**EXERCISE REQUIREMENTS**
Extract precisely the lines that run from the line containing "What text is on this page?" to the end of the records below, with both ends included and pictures omitted.

**RECORDS SUPPLIED**
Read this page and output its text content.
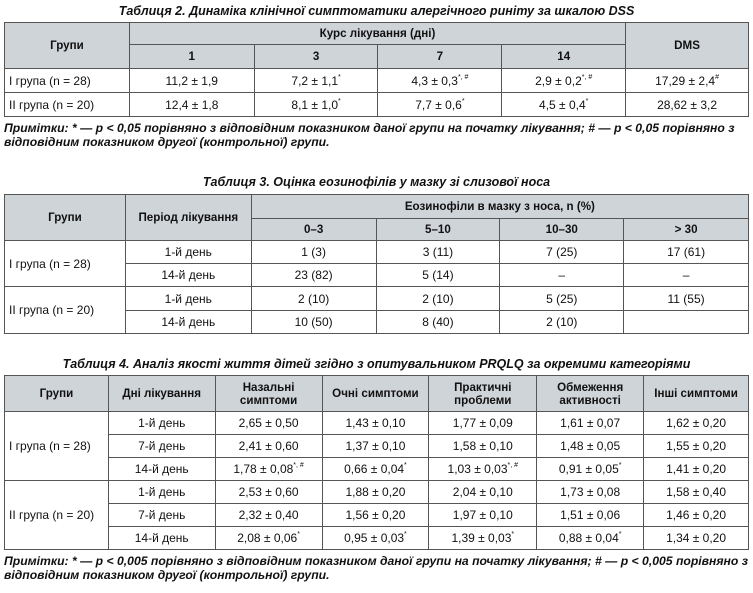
Таблиця 2. Динаміка клінічної симптоматики алергічного риніту за шкалою DSS
Групи	Курс лікування (дні)				DMS
	1	3	7	14	
І група (n = 28)	11,2 ± 1,9	7,2 ± 1,1*	4,3 ± 0,3*, #	2,9 ± 0,2*, #	17,29 ± 2,4#
ІІ група (n = 20)	12,4 ± 1,8	8,1 ± 1,0*	7,7 ± 0,6*	4,5 ± 0,4*	28,62 ± 3,2
Примітки: * — р < 0,05 порівняно з відповідним показником даної групи на початку лікування; # — р < 0,05 порівняно з відповідним показником другої (контрольної) групи.
Таблиця 3. Оцінка еозинофілів у мазку зі слизової носа
Групи	Період лікування	Еозинофіли в мазку з носа, n (%)			
		0–3	5–10	10–30	> 30
І група (n = 28)	1-й день	1 (3)	3 (11)	7 (25)	17 (61)
	14-й день	23 (82)	5 (14)	–	–
ІІ група (n = 20)	1-й день	2 (10)	2 (10)	5 (25)	11 (55)
	14-й день	10 (50)	8 (40)	2 (10)	
Таблиця 4. Аналіз якості життя дітей згідно з опитувальником PRQLQ за окремими категоріями
Групи	Дні лікування	Назальні симптоми	Очні симптоми	Практичні проблеми	Обмеження активності	Інші симптоми
І група (n = 28)	1-й день	2,65 ± 0,50	1,43 ± 0,10	1,77 ± 0,09	1,61 ± 0,07	1,62 ± 0,20
	7-й день	2,41 ± 0,60	1,37 ± 0,10	1,58 ± 0,10	1,48 ± 0,05	1,55 ± 0,20
	14-й день	1,78 ± 0,08*, #	0,66 ± 0,04*	1,03 ± 0,03*, #	0,91 ± 0,05*	1,41 ± 0,20
ІІ група (n = 20)	1-й день	2,53 ± 0,60	1,88 ± 0,20	2,04 ± 0,10	1,73 ± 0,08	1,58 ± 0,40
	7-й день	2,32 ± 0,40	1,56 ± 0,20	1,97 ± 0,10	1,51 ± 0,06	1,46 ± 0,20
	14-й день	2,08 ± 0,06*	0,95 ± 0,03*	1,39 ± 0,03*	0,88 ± 0,04*	1,34 ± 0,20
Примітки: * — р < 0,005 порівняно з відповідним показником даної групи на початку лікування; # — р < 0,005 порівняно з відповідним показником другої (контрольної) групи.
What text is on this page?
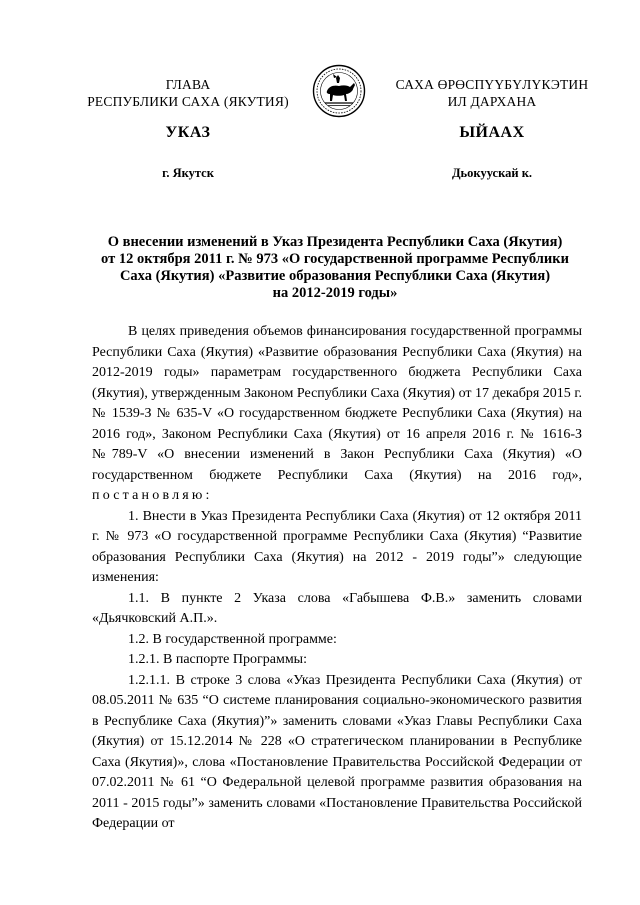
ГЛАВА
РЕСПУБЛИКИ САХА (ЯКУТИЯ)
САХА ӨРӨСПҮҮБҮЛҮКЭТИН
ИЛ ДАРХАНА
УКАЗ	ЫЙААХ
г. Якутск	Дьокуускай к.
О внесении изменений в Указ Президента Республики Саха (Якутия)
от 12 октября 2011 г. № 973 «О государственной программе Республики
Саха (Якутия) «Развитие образования Республики Саха (Якутия)
на 2012-2019 годы»

В целях приведения объемов финансирования государственной программы Республики Саха (Якутия) «Развитие образования Республики Саха (Якутия) на 2012-2019 годы» параметрам государственного бюджета Республики Саха (Якутия), утвержденным Законом Республики Саха (Якутия) от 17 декабря 2015 г. № 1539-З № 635-V «О государственном бюджете Республики Саха (Якутия) на 2016 год», Законом Республики Саха (Якутия) от 16 апреля 2016 г. № 1616-З №789-V «О внесении изменений в Закон Республики Саха (Якутия) «О государственном бюджете Республики Саха (Якутия) на 2016 год», постановляю:

1. Внести в Указ Президента Республики Саха (Якутия) от 12 октября 2011 г. № 973 «О государственной программе Республики Саха (Якутия) “Развитие образования Республики Саха (Якутия) на 2012 - 2019 годы”» следующие изменения:

1.1. В пункте 2 Указа слова «Габышева Ф.В.» заменить словами «Дьячковский А.П.».

1.2. В государственной программе:

1.2.1. В паспорте Программы:

1.2.1.1. В строке 3 слова «Указ Президента Республики Саха (Якутия) от 08.05.2011 № 635 “О системе планирования социально-экономического развития в Республике Саха (Якутия)”» заменить словами «Указ Главы Республики Саха (Якутия) от 15.12.2014 № 228 «О стратегическом планировании в Республике Саха (Якутия)», слова «Постановление Правительства Российской Федерации от 07.02.2011 № 61 “О Федеральной целевой программе развития образования на 2011 - 2015 годы”» заменить словами «Постановление Правительства Российской Федерации от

**OUTPUT OF THE EXERCISE**
What text is on this page?
ГЛАВА
РЕСПУБЛИКИ САХА (ЯКУТИЯ)
САХА ӨРӨСПҮҮБҮЛҮКЭТИН
ИЛ ДАРХАНА
УКАЗ	ЫЙААХ
г. Якутск	Дьокуускай к.
О внесении изменений в Указ Президента Республики Саха (Якутия)
от 12 октября 2011 г. № 973 «О государственной программе Республики
Саха (Якутия) «Развитие образования Республики Саха (Якутия)
на 2012-2019 годы»

В целях приведения объемов финансирования государственной программы Республики Саха (Якутия) «Развитие образования Республики Саха (Якутия) на 2012-2019 годы» параметрам государственного бюджета Республики Саха (Якутия), утвержденным Законом Республики Саха (Якутия) от 17 декабря 2015 г. № 1539-З № 635-V «О государственном бюджете Республики Саха (Якутия) на 2016 год», Законом Республики Саха (Якутия) от 16 апреля 2016 г. № 1616-З №789-V «О внесении изменений в Закон Республики Саха (Якутия) «О государственном бюджете Республики Саха (Якутия) на 2016 год», постановляю:

1. Внести в Указ Президента Республики Саха (Якутия) от 12 октября 2011 г. № 973 «О государственной программе Республики Саха (Якутия) “Развитие образования Республики Саха (Якутия) на 2012 - 2019 годы”» следующие изменения:

1.1. В пункте 2 Указа слова «Габышева Ф.В.» заменить словами «Дьячковский А.П.».

1.2. В государственной программе:

1.2.1. В паспорте Программы:

1.2.1.1. В строке 3 слова «Указ Президента Республики Саха (Якутия) от 08.05.2011 № 635 “О системе планирования социально-экономического развития в Республике Саха (Якутия)”» заменить словами «Указ Главы Республики Саха (Якутия) от 15.12.2014 № 228 «О стратегическом планировании в Республике Саха (Якутия)», слова «Постановление Правительства Российской Федерации от 07.02.2011 № 61 “О Федеральной целевой программе развития образования на 2011 - 2015 годы”» заменить словами «Постановление Правительства Российской Федерации от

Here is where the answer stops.